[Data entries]
════
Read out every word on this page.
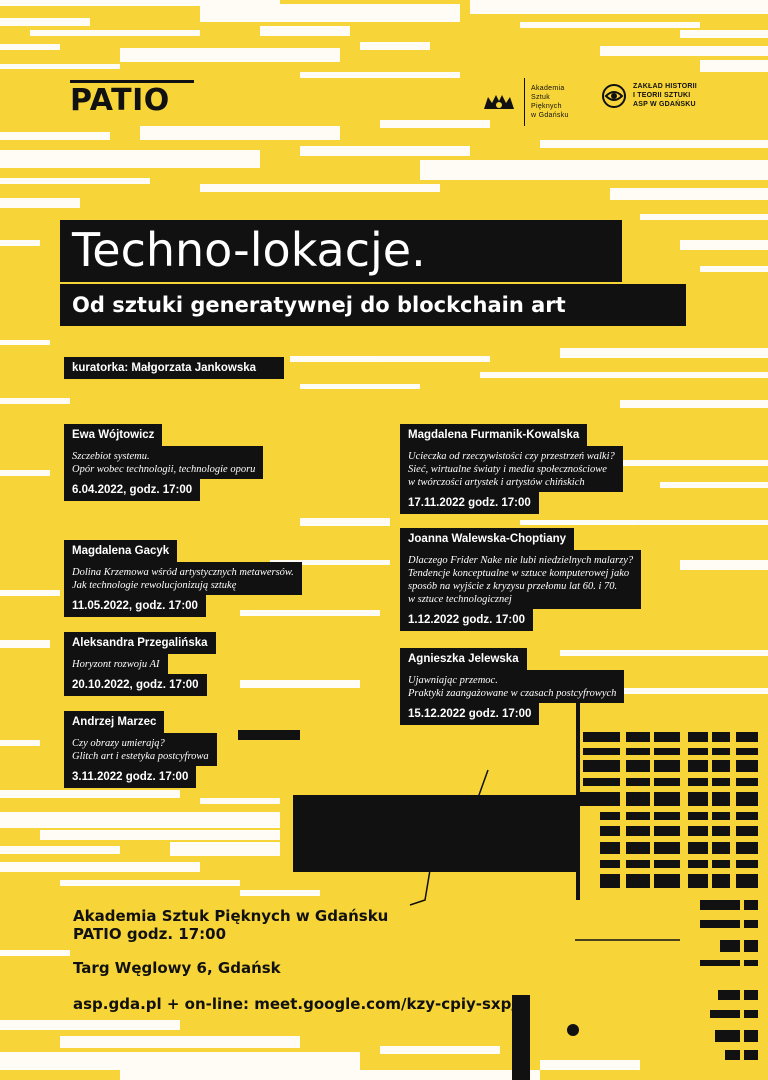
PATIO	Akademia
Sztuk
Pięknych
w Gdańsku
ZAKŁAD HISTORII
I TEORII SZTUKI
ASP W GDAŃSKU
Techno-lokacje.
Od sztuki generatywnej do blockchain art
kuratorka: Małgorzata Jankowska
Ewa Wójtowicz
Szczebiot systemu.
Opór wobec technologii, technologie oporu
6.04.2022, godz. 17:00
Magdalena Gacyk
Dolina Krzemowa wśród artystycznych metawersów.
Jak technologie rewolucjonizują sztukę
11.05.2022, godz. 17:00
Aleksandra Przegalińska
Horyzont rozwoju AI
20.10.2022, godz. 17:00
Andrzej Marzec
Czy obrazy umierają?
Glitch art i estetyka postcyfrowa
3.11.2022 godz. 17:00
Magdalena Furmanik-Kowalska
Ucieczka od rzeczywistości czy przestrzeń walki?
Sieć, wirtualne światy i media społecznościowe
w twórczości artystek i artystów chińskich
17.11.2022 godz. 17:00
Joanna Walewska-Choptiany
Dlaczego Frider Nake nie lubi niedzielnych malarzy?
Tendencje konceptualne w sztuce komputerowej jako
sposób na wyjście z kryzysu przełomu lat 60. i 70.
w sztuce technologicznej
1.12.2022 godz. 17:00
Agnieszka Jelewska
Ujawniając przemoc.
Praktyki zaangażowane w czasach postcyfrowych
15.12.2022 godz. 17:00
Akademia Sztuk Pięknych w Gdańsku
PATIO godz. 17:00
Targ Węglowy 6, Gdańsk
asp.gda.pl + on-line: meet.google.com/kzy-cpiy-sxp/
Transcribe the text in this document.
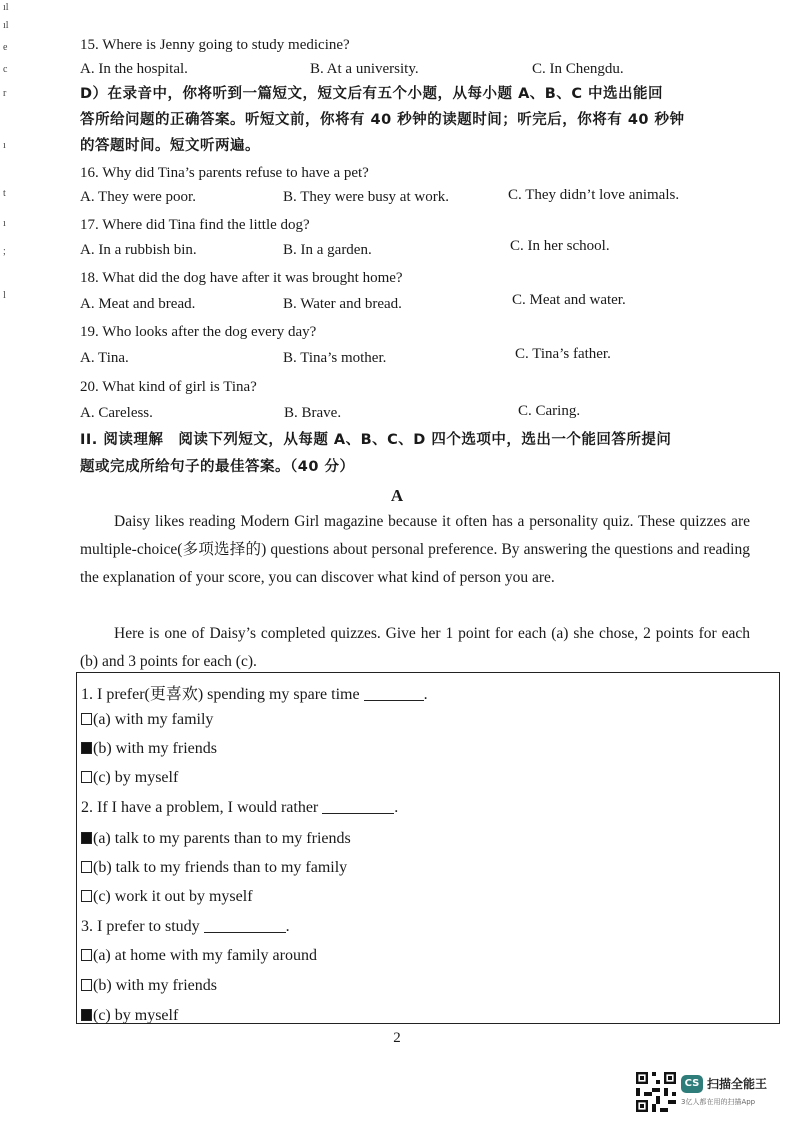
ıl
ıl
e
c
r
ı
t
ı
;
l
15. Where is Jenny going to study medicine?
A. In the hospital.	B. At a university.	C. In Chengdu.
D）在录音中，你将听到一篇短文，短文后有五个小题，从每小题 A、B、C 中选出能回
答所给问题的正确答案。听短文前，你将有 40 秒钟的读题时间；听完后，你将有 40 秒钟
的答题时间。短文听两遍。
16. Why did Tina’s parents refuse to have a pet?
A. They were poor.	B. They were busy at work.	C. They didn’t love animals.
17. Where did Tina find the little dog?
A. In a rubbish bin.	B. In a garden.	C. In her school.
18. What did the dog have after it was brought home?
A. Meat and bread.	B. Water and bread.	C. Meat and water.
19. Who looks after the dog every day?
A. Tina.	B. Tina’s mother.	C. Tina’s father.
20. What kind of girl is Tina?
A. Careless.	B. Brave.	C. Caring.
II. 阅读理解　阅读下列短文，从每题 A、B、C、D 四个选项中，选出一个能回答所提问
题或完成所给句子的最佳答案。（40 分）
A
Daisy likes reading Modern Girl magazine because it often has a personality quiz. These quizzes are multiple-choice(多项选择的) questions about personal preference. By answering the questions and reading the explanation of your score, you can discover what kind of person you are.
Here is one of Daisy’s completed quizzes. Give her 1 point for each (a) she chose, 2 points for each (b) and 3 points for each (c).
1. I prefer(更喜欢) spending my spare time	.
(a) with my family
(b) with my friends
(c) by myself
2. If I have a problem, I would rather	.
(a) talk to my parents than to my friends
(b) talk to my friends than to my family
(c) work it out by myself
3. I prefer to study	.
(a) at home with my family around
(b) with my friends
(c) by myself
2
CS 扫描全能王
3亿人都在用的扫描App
════
* **TASK BRIEF**:
Drop the pictures, then reproduce exactly the lines from the one with "Transcribe the text in this document." through the final line of the listing.

* **WORKED ANSWER**:
Transcribe the text in this document.
ıl
ıl
e
c
r
ı
t
ı
;
l
15. Where is Jenny going to study medicine?
A. In the hospital.	B. At a university.	C. In Chengdu.
D）在录音中，你将听到一篇短文，短文后有五个小题，从每小题 A、B、C 中选出能回
答所给问题的正确答案。听短文前，你将有 40 秒钟的读题时间；听完后，你将有 40 秒钟
的答题时间。短文听两遍。
16. Why did Tina’s parents refuse to have a pet?
A. They were poor.	B. They were busy at work.	C. They didn’t love animals.
17. Where did Tina find the little dog?
A. In a rubbish bin.	B. In a garden.	C. In her school.
18. What did the dog have after it was brought home?
A. Meat and bread.	B. Water and bread.	C. Meat and water.
19. Who looks after the dog every day?
A. Tina.	B. Tina’s mother.	C. Tina’s father.
20. What kind of girl is Tina?
A. Careless.	B. Brave.	C. Caring.
II. 阅读理解　阅读下列短文，从每题 A、B、C、D 四个选项中，选出一个能回答所提问
题或完成所给句子的最佳答案。（40 分）
A
Daisy likes reading Modern Girl magazine because it often has a personality quiz. These quizzes are multiple-choice(多项选择的) questions about personal preference. By answering the questions and reading the explanation of your score, you can discover what kind of person you are.
Here is one of Daisy’s completed quizzes. Give her 1 point for each (a) she chose, 2 points for each (b) and 3 points for each (c).
1. I prefer(更喜欢) spending my spare time	.
(a) with my family
(b) with my friends
(c) by myself
2. If I have a problem, I would rather	.
(a) talk to my parents than to my friends
(b) talk to my friends than to my family
(c) work it out by myself
3. I prefer to study	.
(a) at home with my family around
(b) with my friends
(c) by myself
2
CS 扫描全能王
3亿人都在用的扫描App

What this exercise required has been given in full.